AIM |
Every record below is to be retyped exactly.
--- start of DATASET EXCERPTS ---
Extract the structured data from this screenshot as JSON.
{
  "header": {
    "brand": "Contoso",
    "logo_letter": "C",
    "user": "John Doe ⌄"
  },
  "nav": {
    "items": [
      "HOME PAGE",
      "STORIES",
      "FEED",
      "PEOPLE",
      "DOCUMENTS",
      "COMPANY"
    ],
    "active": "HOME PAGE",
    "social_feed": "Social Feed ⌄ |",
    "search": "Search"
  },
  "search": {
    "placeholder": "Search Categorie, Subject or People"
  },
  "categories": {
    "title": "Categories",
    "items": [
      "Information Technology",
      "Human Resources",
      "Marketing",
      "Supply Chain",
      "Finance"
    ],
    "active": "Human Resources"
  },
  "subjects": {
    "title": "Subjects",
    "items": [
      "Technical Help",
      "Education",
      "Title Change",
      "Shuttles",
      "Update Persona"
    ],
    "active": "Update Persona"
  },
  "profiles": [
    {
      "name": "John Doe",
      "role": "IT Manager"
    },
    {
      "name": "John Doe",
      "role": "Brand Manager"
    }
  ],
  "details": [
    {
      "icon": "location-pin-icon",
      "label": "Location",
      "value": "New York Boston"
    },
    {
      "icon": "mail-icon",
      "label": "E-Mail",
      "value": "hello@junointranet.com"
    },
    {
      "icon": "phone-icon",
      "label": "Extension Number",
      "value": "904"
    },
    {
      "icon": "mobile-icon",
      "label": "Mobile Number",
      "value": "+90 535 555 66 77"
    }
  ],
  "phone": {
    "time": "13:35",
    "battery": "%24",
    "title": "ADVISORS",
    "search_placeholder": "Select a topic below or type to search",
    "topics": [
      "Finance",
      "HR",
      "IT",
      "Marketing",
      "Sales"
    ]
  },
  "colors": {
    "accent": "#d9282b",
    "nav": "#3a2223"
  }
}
--- end of DATASET EXCERPTS ---
SOLVED EXERCISE |
Extract the structured data from this screenshot as JSON.
{
  "header": {
    "brand": "Contoso",
    "logo_letter": "C",
    "user": "John Doe ⌄"
  },
  "nav": {
    "items": [
      "HOME PAGE",
      "STORIES",
      "FEED",
      "PEOPLE",
      "DOCUMENTS",
      "COMPANY"
    ],
    "active": "HOME PAGE",
    "social_feed": "Social Feed ⌄ |",
    "search": "Search"
  },
  "search": {
    "placeholder": "Search Categorie, Subject or People"
  },
  "categories": {
    "title": "Categories",
    "items": [
      "Information Technology",
      "Human Resources",
      "Marketing",
      "Supply Chain",
      "Finance"
    ],
    "active": "Human Resources"
  },
  "subjects": {
    "title": "Subjects",
    "items": [
      "Technical Help",
      "Education",
      "Title Change",
      "Shuttles",
      "Update Persona"
    ],
    "active": "Update Persona"
  },
  "profiles": [
    {
      "name": "John Doe",
      "role": "IT Manager"
    },
    {
      "name": "John Doe",
      "role": "Brand Manager"
    }
  ],
  "details": [
    {
      "icon": "location-pin-icon",
      "label": "Location",
      "value": "New York Boston"
    },
    {
      "icon": "mail-icon",
      "label": "E-Mail",
      "value": "hello@junointranet.com"
    },
    {
      "icon": "phone-icon",
      "label": "Extension Number",
      "value": "904"
    },
    {
      "icon": "mobile-icon",
      "label": "Mobile Number",
      "value": "+90 535 555 66 77"
    }
  ],
  "phone": {
    "time": "13:35",
    "battery": "%24",
    "title": "ADVISORS",
    "search_placeholder": "Select a topic below or type to search",
    "topics": [
      "Finance",
      "HR",
      "IT",
      "Marketing",
      "Sales"
    ]
  },
  "colors": {
    "accent": "#d9282b",
    "nav": "#3a2223"
  }
}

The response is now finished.